Data for processing

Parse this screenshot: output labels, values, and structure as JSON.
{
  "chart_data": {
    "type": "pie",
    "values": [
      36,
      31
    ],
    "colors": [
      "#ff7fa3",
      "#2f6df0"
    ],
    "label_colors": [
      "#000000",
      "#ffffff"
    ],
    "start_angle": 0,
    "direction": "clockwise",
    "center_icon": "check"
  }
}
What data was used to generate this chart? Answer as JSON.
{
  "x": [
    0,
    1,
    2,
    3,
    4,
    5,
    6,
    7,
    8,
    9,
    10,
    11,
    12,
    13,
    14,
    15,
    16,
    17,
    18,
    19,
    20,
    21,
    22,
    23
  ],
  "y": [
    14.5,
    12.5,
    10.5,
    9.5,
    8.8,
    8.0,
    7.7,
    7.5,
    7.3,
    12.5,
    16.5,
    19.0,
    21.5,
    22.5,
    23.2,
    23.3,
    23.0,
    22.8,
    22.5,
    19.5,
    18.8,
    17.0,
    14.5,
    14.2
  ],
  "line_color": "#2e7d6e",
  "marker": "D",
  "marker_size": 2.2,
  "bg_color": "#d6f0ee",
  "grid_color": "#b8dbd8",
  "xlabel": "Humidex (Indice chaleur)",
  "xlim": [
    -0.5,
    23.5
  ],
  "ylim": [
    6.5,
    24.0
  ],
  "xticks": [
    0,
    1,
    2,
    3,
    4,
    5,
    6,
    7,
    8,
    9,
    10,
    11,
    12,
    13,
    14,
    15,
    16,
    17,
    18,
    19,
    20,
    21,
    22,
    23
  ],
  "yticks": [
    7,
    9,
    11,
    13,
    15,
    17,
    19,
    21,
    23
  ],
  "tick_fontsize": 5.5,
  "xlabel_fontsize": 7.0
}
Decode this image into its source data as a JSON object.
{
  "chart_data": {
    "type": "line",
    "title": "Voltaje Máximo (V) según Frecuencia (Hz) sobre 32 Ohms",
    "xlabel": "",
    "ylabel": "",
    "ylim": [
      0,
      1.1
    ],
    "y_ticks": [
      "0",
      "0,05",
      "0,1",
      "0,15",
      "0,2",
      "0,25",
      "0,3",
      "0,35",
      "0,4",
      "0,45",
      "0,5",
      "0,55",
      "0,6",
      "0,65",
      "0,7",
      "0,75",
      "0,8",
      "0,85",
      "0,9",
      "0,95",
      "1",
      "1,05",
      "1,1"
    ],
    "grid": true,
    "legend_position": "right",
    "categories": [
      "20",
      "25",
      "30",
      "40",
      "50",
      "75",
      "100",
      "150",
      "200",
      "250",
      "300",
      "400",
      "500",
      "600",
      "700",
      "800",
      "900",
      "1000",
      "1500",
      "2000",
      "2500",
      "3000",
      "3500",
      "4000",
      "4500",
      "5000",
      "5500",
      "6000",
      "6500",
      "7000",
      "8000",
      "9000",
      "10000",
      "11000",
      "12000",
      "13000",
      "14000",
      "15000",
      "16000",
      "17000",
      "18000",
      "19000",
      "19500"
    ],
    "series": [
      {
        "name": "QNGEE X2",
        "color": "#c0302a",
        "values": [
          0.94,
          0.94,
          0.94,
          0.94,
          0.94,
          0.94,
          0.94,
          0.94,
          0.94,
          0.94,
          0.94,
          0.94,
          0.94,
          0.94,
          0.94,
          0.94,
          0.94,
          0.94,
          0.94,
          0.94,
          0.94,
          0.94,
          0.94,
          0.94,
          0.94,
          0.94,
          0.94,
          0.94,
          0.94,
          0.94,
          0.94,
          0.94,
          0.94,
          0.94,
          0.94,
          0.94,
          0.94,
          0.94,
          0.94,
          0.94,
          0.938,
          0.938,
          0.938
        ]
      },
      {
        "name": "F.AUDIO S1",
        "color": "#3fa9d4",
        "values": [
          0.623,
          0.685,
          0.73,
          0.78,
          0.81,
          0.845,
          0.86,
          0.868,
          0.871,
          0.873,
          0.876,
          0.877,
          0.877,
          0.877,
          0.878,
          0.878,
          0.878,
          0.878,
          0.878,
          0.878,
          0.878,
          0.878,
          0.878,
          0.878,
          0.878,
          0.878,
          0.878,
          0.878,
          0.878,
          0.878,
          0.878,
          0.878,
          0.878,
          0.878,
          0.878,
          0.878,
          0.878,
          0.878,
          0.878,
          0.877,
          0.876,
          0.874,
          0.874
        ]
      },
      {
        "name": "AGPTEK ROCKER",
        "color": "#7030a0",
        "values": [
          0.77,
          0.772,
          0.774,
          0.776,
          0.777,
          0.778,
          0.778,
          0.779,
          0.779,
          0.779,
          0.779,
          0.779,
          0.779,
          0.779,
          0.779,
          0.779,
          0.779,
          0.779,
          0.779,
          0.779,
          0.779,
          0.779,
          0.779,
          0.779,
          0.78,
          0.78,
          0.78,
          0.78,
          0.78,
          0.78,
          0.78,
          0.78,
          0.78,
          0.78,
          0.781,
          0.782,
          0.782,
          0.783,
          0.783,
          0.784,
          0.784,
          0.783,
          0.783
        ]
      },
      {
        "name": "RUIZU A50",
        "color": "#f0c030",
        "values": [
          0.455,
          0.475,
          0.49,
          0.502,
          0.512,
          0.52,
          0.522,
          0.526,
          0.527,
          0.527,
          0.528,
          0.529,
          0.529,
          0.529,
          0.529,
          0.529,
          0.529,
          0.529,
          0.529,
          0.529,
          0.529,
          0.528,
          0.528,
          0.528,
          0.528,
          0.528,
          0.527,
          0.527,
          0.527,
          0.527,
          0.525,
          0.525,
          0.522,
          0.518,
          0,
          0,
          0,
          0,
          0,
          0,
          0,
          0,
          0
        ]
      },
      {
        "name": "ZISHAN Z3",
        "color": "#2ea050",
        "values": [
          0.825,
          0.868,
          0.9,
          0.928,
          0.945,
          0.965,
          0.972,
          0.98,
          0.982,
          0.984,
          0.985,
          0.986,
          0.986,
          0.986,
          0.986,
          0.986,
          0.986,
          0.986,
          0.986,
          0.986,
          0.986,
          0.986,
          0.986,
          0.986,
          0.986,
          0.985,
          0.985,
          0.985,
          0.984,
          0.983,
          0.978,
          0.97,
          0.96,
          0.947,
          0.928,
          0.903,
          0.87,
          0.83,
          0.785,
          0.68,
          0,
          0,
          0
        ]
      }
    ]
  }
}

What to work on
Copy out each record exactly as given, omitting none.

Answer to this task
Parse this screenshot: output labels, values, and structure as JSON.
{
  "chart_data": {
    "type": "pie",
    "values": [
      36,
      31
    ],
    "colors": [
      "#ff7fa3",
      "#2f6df0"
    ],
    "label_colors": [
      "#000000",
      "#ffffff"
    ],
    "start_angle": 0,
    "direction": "clockwise",
    "center_icon": "check"
  }
}
What data was used to generate this chart? Answer as JSON.
{
  "x": [
    0,
    1,
    2,
    3,
    4,
    5,
    6,
    7,
    8,
    9,
    10,
    11,
    12,
    13,
    14,
    15,
    16,
    17,
    18,
    19,
    20,
    21,
    22,
    23
  ],
  "y": [
    14.5,
    12.5,
    10.5,
    9.5,
    8.8,
    8.0,
    7.7,
    7.5,
    7.3,
    12.5,
    16.5,
    19.0,
    21.5,
    22.5,
    23.2,
    23.3,
    23.0,
    22.8,
    22.5,
    19.5,
    18.8,
    17.0,
    14.5,
    14.2
  ],
  "line_color": "#2e7d6e",
  "marker": "D",
  "marker_size": 2.2,
  "bg_color": "#d6f0ee",
  "grid_color": "#b8dbd8",
  "xlabel": "Humidex (Indice chaleur)",
  "xlim": [
    -0.5,
    23.5
  ],
  "ylim": [
    6.5,
    24.0
  ],
  "xticks": [
    0,
    1,
    2,
    3,
    4,
    5,
    6,
    7,
    8,
    9,
    10,
    11,
    12,
    13,
    14,
    15,
    16,
    17,
    18,
    19,
    20,
    21,
    22,
    23
  ],
  "yticks": [
    7,
    9,
    11,
    13,
    15,
    17,
    19,
    21,
    23
  ],
  "tick_fontsize": 5.5,
  "xlabel_fontsize": 7.0
}
Decode this image into its source data as a JSON object.
{
  "chart_data": {
    "type": "line",
    "title": "Voltaje Máximo (V) según Frecuencia (Hz) sobre 32 Ohms",
    "xlabel": "",
    "ylabel": "",
    "ylim": [
      0,
      1.1
    ],
    "y_ticks": [
      "0",
      "0,05",
      "0,1",
      "0,15",
      "0,2",
      "0,25",
      "0,3",
      "0,35",
      "0,4",
      "0,45",
      "0,5",
      "0,55",
      "0,6",
      "0,65",
      "0,7",
      "0,75",
      "0,8",
      "0,85",
      "0,9",
      "0,95",
      "1",
      "1,05",
      "1,1"
    ],
    "grid": true,
    "legend_position": "right",
    "categories": [
      "20",
      "25",
      "30",
      "40",
      "50",
      "75",
      "100",
      "150",
      "200",
      "250",
      "300",
      "400",
      "500",
      "600",
      "700",
      "800",
      "900",
      "1000",
      "1500",
      "2000",
      "2500",
      "3000",
      "3500",
      "4000",
      "4500",
      "5000",
      "5500",
      "6000",
      "6500",
      "7000",
      "8000",
      "9000",
      "10000",
      "11000",
      "12000",
      "13000",
      "14000",
      "15000",
      "16000",
      "17000",
      "18000",
      "19000",
      "19500"
    ],
    "series": [
      {
        "name": "QNGEE X2",
        "color": "#c0302a",
        "values": [
          0.94,
          0.94,
          0.94,
          0.94,
          0.94,
          0.94,
          0.94,
          0.94,
          0.94,
          0.94,
          0.94,
          0.94,
          0.94,
          0.94,
          0.94,
          0.94,
          0.94,
          0.94,
          0.94,
          0.94,
          0.94,
          0.94,
          0.94,
          0.94,
          0.94,
          0.94,
          0.94,
          0.94,
          0.94,
          0.94,
          0.94,
          0.94,
          0.94,
          0.94,
          0.94,
          0.94,
          0.94,
          0.94,
          0.94,
          0.94,
          0.938,
          0.938,
          0.938
        ]
      },
      {
        "name": "F.AUDIO S1",
        "color": "#3fa9d4",
        "values": [
          0.623,
          0.685,
          0.73,
          0.78,
          0.81,
          0.845,
          0.86,
          0.868,
          0.871,
          0.873,
          0.876,
          0.877,
          0.877,
          0.877,
          0.878,
          0.878,
          0.878,
          0.878,
          0.878,
          0.878,
          0.878,
          0.878,
          0.878,
          0.878,
          0.878,
          0.878,
          0.878,
          0.878,
          0.878,
          0.878,
          0.878,
          0.878,
          0.878,
          0.878,
          0.878,
          0.878,
          0.878,
          0.878,
          0.878,
          0.877,
          0.876,
          0.874,
          0.874
        ]
      },
      {
        "name": "AGPTEK ROCKER",
        "color": "#7030a0",
        "values": [
          0.77,
          0.772,
          0.774,
          0.776,
          0.777,
          0.778,
          0.778,
          0.779,
          0.779,
          0.779,
          0.779,
          0.779,
          0.779,
          0.779,
          0.779,
          0.779,
          0.779,
          0.779,
          0.779,
          0.779,
          0.779,
          0.779,
          0.779,
          0.779,
          0.78,
          0.78,
          0.78,
          0.78,
          0.78,
          0.78,
          0.78,
          0.78,
          0.78,
          0.78,
          0.781,
          0.782,
          0.782,
          0.783,
          0.783,
          0.784,
          0.784,
          0.783,
          0.783
        ]
      },
      {
        "name": "RUIZU A50",
        "color": "#f0c030",
        "values": [
          0.455,
          0.475,
          0.49,
          0.502,
          0.512,
          0.52,
          0.522,
          0.526,
          0.527,
          0.527,
          0.528,
          0.529,
          0.529,
          0.529,
          0.529,
          0.529,
          0.529,
          0.529,
          0.529,
          0.529,
          0.529,
          0.528,
          0.528,
          0.528,
          0.528,
          0.528,
          0.527,
          0.527,
          0.527,
          0.527,
          0.525,
          0.525,
          0.522,
          0.518,
          0,
          0,
          0,
          0,
          0,
          0,
          0,
          0,
          0
        ]
      },
      {
        "name": "ZISHAN Z3",
        "color": "#2ea050",
        "values": [
          0.825,
          0.868,
          0.9,
          0.928,
          0.945,
          0.965,
          0.972,
          0.98,
          0.982,
          0.984,
          0.985,
          0.986,
          0.986,
          0.986,
          0.986,
          0.986,
          0.986,
          0.986,
          0.986,
          0.986,
          0.986,
          0.986,
          0.986,
          0.986,
          0.986,
          0.985,
          0.985,
          0.985,
          0.984,
          0.983,
          0.978,
          0.97,
          0.96,
          0.947,
          0.928,
          0.903,
          0.87,
          0.83,
          0.785,
          0.68,
          0,
          0,
          0
        ]
      }
    ]
  }
}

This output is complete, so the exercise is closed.